• What you are asked to do: Repeat the material below exactly, line for line.

───── Input data

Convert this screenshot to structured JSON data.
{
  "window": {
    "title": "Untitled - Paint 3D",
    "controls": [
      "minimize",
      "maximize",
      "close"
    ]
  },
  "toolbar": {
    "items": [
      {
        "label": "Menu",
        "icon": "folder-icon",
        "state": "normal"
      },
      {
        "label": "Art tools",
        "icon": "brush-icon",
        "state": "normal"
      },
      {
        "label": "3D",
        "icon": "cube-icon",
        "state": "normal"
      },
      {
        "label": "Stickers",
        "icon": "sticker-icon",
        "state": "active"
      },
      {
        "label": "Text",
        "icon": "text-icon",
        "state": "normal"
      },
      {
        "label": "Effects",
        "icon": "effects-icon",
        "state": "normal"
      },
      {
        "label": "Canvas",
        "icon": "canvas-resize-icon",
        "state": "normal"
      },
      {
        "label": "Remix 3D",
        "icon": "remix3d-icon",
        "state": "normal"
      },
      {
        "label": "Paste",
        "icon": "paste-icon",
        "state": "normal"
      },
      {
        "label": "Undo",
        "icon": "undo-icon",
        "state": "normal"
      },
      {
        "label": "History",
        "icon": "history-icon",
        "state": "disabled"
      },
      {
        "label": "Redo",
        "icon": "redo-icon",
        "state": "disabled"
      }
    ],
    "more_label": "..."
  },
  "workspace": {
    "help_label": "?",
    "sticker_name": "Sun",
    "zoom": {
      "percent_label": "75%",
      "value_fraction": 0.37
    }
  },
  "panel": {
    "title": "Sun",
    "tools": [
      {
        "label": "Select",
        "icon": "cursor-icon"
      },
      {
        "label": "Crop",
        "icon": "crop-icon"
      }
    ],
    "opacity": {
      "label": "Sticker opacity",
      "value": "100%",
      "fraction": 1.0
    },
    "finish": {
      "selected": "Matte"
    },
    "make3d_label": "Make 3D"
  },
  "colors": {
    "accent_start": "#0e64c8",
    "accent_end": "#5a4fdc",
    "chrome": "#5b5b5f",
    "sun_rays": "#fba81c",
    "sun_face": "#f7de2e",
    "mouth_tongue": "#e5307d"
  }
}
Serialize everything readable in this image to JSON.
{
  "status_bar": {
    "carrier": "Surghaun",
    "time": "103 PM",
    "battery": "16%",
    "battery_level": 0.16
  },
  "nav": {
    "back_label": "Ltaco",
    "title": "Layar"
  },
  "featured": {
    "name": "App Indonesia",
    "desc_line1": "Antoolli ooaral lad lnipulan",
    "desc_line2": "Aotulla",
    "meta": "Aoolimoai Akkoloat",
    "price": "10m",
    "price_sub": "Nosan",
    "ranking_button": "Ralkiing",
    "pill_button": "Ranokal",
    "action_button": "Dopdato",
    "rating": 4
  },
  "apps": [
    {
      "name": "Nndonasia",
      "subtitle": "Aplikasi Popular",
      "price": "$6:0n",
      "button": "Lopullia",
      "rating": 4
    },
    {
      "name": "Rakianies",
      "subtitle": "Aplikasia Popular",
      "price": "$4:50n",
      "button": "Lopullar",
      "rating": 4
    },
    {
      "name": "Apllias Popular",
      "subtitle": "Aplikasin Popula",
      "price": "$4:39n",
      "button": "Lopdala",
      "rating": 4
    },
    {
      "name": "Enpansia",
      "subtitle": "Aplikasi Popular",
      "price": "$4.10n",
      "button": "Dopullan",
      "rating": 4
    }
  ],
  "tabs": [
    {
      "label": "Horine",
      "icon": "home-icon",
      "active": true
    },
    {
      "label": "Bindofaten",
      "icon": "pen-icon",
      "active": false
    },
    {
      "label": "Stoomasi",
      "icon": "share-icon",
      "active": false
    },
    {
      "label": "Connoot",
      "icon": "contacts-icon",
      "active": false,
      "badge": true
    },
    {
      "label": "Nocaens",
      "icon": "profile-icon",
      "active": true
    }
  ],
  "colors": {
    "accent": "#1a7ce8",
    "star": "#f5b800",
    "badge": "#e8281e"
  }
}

──────────

• Exercise solution:
Convert this screenshot to structured JSON data.
{
  "window": {
    "title": "Untitled - Paint 3D",
    "controls": [
      "minimize",
      "maximize",
      "close"
    ]
  },
  "toolbar": {
    "items": [
      {
        "label": "Menu",
        "icon": "folder-icon",
        "state": "normal"
      },
      {
        "label": "Art tools",
        "icon": "brush-icon",
        "state": "normal"
      },
      {
        "label": "3D",
        "icon": "cube-icon",
        "state": "normal"
      },
      {
        "label": "Stickers",
        "icon": "sticker-icon",
        "state": "active"
      },
      {
        "label": "Text",
        "icon": "text-icon",
        "state": "normal"
      },
      {
        "label": "Effects",
        "icon": "effects-icon",
        "state": "normal"
      },
      {
        "label": "Canvas",
        "icon": "canvas-resize-icon",
        "state": "normal"
      },
      {
        "label": "Remix 3D",
        "icon": "remix3d-icon",
        "state": "normal"
      },
      {
        "label": "Paste",
        "icon": "paste-icon",
        "state": "normal"
      },
      {
        "label": "Undo",
        "icon": "undo-icon",
        "state": "normal"
      },
      {
        "label": "History",
        "icon": "history-icon",
        "state": "disabled"
      },
      {
        "label": "Redo",
        "icon": "redo-icon",
        "state": "disabled"
      }
    ],
    "more_label": "..."
  },
  "workspace": {
    "help_label": "?",
    "sticker_name": "Sun",
    "zoom": {
      "percent_label": "75%",
      "value_fraction": 0.37
    }
  },
  "panel": {
    "title": "Sun",
    "tools": [
      {
        "label": "Select",
        "icon": "cursor-icon"
      },
      {
        "label": "Crop",
        "icon": "crop-icon"
      }
    ],
    "opacity": {
      "label": "Sticker opacity",
      "value": "100%",
      "fraction": 1.0
    },
    "finish": {
      "selected": "Matte"
    },
    "make3d_label": "Make 3D"
  },
  "colors": {
    "accent_start": "#0e64c8",
    "accent_end": "#5a4fdc",
    "chrome": "#5b5b5f",
    "sun_rays": "#fba81c",
    "sun_face": "#f7de2e",
    "mouth_tongue": "#e5307d"
  }
}
Serialize everything readable in this image to JSON.
{
  "status_bar": {
    "carrier": "Surghaun",
    "time": "103 PM",
    "battery": "16%",
    "battery_level": 0.16
  },
  "nav": {
    "back_label": "Ltaco",
    "title": "Layar"
  },
  "featured": {
    "name": "App Indonesia",
    "desc_line1": "Antoolli ooaral lad lnipulan",
    "desc_line2": "Aotulla",
    "meta": "Aoolimoai Akkoloat",
    "price": "10m",
    "price_sub": "Nosan",
    "ranking_button": "Ralkiing",
    "pill_button": "Ranokal",
    "action_button": "Dopdato",
    "rating": 4
  },
  "apps": [
    {
      "name": "Nndonasia",
      "subtitle": "Aplikasi Popular",
      "price": "$6:0n",
      "button": "Lopullia",
      "rating": 4
    },
    {
      "name": "Rakianies",
      "subtitle": "Aplikasia Popular",
      "price": "$4:50n",
      "button": "Lopullar",
      "rating": 4
    },
    {
      "name": "Apllias Popular",
      "subtitle": "Aplikasin Popula",
      "price": "$4:39n",
      "button": "Lopdala",
      "rating": 4
    },
    {
      "name": "Enpansia",
      "subtitle": "Aplikasi Popular",
      "price": "$4.10n",
      "button": "Dopullan",
      "rating": 4
    }
  ],
  "tabs": [
    {
      "label": "Horine",
      "icon": "home-icon",
      "active": true
    },
    {
      "label": "Bindofaten",
      "icon": "pen-icon",
      "active": false
    },
    {
      "label": "Stoomasi",
      "icon": "share-icon",
      "active": false
    },
    {
      "label": "Connoot",
      "icon": "contacts-icon",
      "active": false,
      "badge": true
    },
    {
      "label": "Nocaens",
      "icon": "profile-icon",
      "active": true
    }
  ],
  "colors": {
    "accent": "#1a7ce8",
    "star": "#f5b800",
    "badge": "#e8281e"
  }
}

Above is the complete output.